Stored entries
....................

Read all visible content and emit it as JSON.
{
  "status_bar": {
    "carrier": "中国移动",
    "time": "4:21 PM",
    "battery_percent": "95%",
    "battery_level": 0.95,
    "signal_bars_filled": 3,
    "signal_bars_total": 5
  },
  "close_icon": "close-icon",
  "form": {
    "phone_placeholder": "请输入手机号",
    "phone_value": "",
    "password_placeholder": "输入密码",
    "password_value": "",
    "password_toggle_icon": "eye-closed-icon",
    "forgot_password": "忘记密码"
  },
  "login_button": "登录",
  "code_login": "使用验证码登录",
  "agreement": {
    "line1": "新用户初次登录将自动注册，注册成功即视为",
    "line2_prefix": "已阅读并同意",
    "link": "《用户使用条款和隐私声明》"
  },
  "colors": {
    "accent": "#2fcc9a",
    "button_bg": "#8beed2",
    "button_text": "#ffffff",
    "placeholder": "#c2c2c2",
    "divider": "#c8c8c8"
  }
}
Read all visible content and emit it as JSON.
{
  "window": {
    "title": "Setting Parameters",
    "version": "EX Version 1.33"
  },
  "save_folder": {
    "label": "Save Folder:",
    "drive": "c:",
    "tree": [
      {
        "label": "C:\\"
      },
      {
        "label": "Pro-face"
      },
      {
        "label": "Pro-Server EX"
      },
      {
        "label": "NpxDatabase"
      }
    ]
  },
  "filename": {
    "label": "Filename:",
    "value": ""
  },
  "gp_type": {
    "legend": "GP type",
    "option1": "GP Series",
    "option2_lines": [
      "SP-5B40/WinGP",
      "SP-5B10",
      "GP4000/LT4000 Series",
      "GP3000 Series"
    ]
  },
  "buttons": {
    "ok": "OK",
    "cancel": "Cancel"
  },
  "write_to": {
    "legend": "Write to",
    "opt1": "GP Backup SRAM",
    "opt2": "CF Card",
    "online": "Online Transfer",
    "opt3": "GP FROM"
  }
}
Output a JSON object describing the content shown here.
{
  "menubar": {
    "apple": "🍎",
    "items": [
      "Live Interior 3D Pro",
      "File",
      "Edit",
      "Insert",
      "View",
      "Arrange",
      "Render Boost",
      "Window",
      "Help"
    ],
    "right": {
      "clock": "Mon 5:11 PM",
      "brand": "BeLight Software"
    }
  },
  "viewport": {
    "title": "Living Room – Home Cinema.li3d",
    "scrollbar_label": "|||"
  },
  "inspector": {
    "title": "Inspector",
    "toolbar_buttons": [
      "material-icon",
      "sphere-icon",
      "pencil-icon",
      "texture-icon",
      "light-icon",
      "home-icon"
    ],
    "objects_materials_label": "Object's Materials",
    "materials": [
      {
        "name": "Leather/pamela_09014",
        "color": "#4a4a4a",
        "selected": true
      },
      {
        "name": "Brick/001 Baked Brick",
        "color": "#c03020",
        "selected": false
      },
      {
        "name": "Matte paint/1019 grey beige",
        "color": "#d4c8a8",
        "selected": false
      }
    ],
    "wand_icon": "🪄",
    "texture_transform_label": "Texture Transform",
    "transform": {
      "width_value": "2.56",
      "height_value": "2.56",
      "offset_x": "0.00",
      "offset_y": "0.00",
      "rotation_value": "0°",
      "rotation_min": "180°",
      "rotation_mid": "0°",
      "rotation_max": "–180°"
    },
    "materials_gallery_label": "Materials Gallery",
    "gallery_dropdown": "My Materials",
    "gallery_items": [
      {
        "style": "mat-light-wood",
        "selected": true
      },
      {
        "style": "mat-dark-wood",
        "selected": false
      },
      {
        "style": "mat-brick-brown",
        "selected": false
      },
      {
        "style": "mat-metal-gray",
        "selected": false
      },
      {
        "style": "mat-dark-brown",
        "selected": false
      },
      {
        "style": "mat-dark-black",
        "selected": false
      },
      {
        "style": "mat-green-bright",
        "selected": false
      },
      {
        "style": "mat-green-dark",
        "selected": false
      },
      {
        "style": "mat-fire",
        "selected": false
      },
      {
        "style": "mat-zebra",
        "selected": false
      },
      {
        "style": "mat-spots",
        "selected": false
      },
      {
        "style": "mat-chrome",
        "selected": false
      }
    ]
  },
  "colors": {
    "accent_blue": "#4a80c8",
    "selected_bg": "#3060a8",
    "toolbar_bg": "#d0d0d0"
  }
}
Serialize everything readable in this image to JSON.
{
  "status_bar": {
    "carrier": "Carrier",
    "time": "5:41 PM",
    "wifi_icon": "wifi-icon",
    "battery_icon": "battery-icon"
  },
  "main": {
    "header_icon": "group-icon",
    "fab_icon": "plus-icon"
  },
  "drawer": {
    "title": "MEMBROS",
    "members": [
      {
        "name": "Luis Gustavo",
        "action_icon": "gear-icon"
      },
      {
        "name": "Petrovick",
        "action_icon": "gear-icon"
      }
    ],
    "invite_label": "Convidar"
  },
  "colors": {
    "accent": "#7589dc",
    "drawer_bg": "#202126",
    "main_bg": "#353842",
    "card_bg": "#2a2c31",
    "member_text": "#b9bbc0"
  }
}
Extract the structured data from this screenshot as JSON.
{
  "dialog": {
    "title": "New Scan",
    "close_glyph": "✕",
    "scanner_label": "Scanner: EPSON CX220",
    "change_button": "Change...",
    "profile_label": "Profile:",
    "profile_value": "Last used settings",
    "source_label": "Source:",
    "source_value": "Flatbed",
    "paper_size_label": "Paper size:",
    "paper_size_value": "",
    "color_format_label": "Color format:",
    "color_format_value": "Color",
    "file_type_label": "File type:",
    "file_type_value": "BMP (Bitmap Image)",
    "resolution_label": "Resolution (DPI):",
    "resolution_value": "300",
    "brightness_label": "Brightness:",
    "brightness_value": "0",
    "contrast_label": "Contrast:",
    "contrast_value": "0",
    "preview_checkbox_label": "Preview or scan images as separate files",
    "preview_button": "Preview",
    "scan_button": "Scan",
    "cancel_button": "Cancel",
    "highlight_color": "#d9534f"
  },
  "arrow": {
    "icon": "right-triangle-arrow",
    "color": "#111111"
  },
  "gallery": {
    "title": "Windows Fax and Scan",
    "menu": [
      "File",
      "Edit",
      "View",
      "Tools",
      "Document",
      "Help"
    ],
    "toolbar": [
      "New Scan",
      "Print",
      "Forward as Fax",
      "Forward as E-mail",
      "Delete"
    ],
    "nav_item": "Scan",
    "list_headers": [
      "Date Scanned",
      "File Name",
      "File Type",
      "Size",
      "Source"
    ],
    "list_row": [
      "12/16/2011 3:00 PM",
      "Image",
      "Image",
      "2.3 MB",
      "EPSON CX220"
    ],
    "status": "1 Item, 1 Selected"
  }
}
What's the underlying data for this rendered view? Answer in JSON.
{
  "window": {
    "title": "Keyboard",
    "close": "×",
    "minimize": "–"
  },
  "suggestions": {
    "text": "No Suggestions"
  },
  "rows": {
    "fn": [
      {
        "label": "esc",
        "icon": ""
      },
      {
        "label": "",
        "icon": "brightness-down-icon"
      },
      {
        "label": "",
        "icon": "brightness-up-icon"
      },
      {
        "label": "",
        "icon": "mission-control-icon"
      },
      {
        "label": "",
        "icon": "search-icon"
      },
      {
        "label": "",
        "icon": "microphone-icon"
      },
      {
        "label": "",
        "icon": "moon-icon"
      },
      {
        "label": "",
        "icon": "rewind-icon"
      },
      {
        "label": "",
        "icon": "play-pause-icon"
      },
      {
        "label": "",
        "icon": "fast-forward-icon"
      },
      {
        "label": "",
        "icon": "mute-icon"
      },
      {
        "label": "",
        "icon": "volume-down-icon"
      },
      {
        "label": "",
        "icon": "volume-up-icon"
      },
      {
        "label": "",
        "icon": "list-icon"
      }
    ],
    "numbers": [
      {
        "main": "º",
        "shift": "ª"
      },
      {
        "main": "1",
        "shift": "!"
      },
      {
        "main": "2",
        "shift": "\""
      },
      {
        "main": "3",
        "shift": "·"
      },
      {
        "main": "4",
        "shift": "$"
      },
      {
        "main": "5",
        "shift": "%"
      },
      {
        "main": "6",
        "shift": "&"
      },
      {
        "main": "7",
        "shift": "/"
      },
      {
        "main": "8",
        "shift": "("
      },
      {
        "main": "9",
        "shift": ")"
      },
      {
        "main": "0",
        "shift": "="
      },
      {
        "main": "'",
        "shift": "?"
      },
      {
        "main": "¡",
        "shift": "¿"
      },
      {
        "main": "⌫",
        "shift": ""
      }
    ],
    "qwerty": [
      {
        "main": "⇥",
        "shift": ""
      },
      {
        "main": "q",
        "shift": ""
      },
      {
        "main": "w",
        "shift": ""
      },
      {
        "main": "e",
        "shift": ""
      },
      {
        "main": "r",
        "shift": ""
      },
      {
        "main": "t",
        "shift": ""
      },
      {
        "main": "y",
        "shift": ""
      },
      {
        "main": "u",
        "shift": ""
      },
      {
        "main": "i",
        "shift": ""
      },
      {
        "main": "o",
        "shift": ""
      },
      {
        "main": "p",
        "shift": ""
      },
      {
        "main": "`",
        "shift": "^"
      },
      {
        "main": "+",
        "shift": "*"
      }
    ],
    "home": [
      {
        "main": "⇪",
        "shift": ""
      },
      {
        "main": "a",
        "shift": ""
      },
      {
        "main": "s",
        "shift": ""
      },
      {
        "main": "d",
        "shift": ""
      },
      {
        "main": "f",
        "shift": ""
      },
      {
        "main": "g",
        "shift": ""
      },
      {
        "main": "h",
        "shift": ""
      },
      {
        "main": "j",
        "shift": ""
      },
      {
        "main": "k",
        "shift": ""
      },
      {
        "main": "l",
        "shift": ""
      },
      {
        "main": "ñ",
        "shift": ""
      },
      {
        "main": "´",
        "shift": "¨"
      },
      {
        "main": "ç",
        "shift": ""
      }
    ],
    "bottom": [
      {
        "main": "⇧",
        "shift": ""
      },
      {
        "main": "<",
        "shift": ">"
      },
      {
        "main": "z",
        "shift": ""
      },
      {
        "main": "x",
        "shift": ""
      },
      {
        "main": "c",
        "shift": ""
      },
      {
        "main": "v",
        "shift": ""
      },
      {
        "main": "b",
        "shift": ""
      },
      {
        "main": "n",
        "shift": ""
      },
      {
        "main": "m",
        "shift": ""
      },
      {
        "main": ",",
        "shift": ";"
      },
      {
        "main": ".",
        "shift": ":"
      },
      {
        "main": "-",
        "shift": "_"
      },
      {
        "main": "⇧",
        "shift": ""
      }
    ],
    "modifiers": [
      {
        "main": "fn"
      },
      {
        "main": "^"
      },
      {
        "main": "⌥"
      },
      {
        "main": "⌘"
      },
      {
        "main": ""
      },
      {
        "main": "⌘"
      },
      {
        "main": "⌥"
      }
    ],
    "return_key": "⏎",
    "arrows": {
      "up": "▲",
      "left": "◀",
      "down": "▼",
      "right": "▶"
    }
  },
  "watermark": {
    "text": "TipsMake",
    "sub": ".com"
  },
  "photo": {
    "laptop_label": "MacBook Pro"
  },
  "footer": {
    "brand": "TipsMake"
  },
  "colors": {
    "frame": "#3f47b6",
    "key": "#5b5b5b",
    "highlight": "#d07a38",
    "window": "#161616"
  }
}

....................

*TO DO*:
From the entries, copy out each line containing the word "brand".

*TASK OUTPUT*:
      "brand": "BeLight Software"
    "brand": "TipsMake"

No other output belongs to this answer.